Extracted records
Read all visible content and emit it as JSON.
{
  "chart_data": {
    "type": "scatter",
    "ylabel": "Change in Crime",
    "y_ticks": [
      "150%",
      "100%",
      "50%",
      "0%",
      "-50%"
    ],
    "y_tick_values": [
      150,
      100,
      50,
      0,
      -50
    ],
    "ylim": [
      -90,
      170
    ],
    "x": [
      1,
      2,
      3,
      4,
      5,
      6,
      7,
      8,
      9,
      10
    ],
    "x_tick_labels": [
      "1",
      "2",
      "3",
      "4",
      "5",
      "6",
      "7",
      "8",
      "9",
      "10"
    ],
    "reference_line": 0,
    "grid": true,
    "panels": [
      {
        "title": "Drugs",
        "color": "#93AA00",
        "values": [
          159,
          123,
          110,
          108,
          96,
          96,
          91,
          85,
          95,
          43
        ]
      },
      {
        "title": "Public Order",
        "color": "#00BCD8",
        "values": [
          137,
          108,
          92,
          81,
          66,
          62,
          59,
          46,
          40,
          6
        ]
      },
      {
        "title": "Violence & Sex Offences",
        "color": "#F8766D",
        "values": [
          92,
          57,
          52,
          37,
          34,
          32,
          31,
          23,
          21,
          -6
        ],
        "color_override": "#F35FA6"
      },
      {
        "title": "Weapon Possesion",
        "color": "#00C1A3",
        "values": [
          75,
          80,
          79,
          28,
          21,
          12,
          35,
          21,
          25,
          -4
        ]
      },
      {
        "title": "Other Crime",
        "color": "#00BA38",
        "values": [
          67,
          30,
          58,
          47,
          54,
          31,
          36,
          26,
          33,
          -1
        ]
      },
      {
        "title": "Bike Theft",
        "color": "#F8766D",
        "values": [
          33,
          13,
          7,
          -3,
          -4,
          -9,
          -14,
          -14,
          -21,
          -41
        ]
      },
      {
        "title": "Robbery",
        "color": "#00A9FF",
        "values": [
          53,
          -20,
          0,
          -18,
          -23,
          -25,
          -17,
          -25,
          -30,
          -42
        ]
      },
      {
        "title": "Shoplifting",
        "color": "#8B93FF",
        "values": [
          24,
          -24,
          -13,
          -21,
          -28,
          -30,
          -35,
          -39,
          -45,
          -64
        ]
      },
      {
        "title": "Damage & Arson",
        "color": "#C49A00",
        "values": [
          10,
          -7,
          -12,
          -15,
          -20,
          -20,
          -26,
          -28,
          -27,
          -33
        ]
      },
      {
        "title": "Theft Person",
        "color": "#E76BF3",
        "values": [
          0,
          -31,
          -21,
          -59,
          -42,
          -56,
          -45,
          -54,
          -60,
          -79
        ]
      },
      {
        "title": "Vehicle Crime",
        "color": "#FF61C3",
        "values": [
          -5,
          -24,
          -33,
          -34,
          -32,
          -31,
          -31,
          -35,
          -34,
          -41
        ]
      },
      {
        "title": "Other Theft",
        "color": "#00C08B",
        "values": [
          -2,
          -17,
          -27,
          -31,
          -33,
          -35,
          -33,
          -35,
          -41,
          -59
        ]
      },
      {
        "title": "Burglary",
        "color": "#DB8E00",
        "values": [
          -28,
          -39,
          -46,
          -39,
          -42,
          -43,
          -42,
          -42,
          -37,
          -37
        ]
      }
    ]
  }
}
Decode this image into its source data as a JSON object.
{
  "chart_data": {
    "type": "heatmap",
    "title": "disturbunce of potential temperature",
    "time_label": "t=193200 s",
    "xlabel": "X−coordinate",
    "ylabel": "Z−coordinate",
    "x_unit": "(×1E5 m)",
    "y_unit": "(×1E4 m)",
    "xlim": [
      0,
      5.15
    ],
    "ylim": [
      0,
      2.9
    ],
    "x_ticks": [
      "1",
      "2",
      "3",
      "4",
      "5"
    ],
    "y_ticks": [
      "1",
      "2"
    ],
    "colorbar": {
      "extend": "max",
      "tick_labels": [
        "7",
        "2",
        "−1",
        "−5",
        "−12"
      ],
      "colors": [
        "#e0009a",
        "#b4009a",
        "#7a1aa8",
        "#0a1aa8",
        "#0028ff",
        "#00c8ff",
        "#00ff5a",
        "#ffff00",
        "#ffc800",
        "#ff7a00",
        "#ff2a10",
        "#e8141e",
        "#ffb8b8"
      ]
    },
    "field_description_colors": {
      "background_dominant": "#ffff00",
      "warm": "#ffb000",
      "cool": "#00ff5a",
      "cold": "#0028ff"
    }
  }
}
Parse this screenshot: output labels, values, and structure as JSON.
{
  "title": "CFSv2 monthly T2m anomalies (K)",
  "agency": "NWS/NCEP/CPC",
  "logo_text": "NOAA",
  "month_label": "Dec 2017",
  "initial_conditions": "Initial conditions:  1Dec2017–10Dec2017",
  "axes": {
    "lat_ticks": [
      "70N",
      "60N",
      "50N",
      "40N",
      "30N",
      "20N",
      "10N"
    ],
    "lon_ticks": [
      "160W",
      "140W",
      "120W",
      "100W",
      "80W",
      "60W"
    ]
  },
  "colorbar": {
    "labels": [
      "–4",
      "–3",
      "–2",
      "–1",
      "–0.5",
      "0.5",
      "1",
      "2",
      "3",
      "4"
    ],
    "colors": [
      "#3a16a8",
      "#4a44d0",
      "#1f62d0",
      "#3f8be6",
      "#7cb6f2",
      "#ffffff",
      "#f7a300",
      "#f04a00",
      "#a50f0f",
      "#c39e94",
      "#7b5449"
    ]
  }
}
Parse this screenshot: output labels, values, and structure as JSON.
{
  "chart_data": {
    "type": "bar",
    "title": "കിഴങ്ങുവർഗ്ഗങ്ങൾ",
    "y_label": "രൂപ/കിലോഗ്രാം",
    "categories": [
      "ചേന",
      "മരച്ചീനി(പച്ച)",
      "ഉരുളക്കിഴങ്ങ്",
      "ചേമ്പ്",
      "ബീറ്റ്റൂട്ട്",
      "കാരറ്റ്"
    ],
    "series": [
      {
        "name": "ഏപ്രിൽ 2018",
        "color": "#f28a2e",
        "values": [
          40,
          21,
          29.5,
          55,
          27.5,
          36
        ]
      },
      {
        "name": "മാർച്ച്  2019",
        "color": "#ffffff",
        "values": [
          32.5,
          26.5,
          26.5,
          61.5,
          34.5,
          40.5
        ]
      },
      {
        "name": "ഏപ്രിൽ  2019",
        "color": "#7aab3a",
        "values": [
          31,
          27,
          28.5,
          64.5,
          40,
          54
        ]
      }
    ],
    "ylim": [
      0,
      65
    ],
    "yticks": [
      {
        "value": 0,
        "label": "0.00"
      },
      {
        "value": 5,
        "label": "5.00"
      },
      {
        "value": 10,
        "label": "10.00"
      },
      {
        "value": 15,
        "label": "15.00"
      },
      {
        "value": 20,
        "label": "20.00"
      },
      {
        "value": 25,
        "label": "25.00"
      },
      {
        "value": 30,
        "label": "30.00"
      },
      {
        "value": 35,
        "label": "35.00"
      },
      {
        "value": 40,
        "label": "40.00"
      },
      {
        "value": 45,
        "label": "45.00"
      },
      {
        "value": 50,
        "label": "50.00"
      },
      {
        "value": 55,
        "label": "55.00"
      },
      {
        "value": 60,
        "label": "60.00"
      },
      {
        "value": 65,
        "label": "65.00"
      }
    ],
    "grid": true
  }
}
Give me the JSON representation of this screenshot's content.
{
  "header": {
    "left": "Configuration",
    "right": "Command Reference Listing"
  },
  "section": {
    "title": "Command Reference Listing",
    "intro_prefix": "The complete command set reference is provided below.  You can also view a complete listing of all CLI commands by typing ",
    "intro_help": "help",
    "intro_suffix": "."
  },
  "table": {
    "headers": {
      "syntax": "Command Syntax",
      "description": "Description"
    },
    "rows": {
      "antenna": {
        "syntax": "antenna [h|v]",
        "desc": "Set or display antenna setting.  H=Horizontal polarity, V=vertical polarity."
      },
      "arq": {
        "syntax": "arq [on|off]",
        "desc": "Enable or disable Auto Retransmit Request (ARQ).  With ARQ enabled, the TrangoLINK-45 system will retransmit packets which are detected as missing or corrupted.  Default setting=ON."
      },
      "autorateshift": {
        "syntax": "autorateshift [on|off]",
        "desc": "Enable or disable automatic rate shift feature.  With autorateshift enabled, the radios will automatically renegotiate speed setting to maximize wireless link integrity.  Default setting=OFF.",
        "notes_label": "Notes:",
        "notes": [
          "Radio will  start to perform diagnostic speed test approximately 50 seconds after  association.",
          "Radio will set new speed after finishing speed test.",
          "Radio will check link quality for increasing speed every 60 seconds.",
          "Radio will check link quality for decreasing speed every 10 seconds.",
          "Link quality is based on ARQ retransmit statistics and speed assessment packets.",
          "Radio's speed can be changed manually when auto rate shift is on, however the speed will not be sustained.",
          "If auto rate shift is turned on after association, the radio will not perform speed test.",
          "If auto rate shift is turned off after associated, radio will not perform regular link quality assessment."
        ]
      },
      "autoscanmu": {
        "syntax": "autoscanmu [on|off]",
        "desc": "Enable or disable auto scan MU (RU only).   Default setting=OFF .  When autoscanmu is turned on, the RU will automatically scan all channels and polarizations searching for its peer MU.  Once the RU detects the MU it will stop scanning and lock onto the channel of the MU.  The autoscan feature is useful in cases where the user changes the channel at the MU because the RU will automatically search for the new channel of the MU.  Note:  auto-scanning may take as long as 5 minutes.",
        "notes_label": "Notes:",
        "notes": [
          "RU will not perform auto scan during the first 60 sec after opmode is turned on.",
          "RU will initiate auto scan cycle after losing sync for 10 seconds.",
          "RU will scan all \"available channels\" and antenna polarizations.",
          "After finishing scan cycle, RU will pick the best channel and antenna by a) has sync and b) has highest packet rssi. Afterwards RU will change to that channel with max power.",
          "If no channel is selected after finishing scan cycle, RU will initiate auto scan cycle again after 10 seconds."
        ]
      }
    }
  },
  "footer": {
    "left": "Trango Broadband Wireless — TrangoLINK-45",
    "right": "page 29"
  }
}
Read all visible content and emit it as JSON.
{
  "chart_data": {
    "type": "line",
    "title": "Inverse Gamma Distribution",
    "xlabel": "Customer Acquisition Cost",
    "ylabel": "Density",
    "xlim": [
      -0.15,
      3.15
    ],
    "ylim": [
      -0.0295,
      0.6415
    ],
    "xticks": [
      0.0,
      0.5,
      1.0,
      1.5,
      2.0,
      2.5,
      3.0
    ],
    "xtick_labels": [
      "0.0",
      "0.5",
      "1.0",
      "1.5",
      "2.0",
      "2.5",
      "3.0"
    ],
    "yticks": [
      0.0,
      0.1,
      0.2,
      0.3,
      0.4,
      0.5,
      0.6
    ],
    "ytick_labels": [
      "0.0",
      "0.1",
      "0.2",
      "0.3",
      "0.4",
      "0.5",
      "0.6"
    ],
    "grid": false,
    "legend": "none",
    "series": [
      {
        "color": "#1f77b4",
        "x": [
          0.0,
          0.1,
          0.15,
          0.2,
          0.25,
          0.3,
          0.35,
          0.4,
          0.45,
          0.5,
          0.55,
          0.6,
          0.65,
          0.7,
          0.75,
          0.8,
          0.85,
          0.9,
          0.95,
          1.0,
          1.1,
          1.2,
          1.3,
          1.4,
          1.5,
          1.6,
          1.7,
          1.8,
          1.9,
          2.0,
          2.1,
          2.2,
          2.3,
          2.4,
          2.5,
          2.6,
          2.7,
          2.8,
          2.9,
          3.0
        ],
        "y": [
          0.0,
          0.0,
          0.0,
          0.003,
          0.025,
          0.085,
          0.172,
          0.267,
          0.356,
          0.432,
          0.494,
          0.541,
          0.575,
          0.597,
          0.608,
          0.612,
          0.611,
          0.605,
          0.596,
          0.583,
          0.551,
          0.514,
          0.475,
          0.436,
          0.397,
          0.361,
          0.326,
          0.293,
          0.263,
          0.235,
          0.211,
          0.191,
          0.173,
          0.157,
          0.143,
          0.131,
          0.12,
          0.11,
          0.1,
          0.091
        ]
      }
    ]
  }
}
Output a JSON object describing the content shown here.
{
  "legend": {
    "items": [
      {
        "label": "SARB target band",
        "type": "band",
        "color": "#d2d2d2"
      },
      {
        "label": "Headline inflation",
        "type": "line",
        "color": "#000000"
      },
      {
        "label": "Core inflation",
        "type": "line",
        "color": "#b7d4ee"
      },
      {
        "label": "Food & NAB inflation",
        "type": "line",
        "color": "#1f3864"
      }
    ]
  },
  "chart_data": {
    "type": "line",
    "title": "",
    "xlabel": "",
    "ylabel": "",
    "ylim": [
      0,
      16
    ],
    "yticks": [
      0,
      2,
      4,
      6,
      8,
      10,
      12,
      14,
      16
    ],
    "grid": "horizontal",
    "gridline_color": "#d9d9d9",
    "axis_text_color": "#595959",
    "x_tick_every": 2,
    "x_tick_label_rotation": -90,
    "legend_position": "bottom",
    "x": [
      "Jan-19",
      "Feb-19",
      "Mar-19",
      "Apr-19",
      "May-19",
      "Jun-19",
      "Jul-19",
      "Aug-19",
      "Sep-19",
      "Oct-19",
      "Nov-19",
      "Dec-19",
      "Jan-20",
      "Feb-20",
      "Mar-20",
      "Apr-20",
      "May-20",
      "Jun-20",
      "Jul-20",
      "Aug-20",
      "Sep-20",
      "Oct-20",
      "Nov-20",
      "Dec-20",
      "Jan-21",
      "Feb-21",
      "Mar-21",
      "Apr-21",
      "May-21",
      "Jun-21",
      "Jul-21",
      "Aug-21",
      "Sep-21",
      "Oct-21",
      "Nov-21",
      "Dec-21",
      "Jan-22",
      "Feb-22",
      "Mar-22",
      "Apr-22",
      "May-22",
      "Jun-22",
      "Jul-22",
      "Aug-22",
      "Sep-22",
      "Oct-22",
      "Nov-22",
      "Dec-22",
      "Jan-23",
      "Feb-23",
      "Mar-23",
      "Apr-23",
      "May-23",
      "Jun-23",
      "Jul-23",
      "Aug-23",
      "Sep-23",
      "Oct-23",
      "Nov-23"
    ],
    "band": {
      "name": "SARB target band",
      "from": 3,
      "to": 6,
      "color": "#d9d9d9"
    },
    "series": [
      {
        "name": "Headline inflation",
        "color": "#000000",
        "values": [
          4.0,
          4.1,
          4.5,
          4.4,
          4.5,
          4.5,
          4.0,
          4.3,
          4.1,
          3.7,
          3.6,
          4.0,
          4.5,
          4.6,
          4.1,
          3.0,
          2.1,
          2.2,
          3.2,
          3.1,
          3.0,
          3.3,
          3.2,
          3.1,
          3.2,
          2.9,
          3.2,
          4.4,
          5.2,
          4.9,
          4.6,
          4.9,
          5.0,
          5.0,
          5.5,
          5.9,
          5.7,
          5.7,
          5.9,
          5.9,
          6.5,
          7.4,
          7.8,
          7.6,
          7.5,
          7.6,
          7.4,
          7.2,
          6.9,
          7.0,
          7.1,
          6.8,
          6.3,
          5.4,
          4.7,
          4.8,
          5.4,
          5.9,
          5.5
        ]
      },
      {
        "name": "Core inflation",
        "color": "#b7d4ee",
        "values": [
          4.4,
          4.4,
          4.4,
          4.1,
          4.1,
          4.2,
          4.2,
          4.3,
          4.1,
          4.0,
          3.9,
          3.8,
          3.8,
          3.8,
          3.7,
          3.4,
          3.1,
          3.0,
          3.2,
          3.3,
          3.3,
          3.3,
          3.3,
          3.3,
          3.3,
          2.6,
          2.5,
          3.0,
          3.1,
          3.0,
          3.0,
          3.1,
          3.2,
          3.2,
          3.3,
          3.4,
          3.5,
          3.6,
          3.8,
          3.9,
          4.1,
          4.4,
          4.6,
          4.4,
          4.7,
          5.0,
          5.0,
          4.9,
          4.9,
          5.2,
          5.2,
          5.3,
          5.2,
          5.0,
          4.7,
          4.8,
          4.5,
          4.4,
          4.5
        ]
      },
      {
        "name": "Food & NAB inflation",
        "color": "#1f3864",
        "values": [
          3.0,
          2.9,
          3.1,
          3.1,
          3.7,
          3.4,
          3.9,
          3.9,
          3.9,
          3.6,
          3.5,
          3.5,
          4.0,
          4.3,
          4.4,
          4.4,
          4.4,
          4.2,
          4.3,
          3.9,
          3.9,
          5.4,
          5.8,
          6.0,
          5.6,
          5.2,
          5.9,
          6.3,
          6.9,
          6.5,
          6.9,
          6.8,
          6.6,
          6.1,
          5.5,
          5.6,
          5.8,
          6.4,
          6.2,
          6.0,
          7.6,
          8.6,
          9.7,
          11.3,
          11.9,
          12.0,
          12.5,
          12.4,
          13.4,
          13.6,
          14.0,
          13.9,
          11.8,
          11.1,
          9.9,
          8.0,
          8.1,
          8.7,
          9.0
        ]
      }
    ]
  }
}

▶ **WHAT THIS TASK INVOLVES**: Going through the lines above one by one, tally those with the word "quality" and give only the total.

▶ **TASK OUTPUT**: 4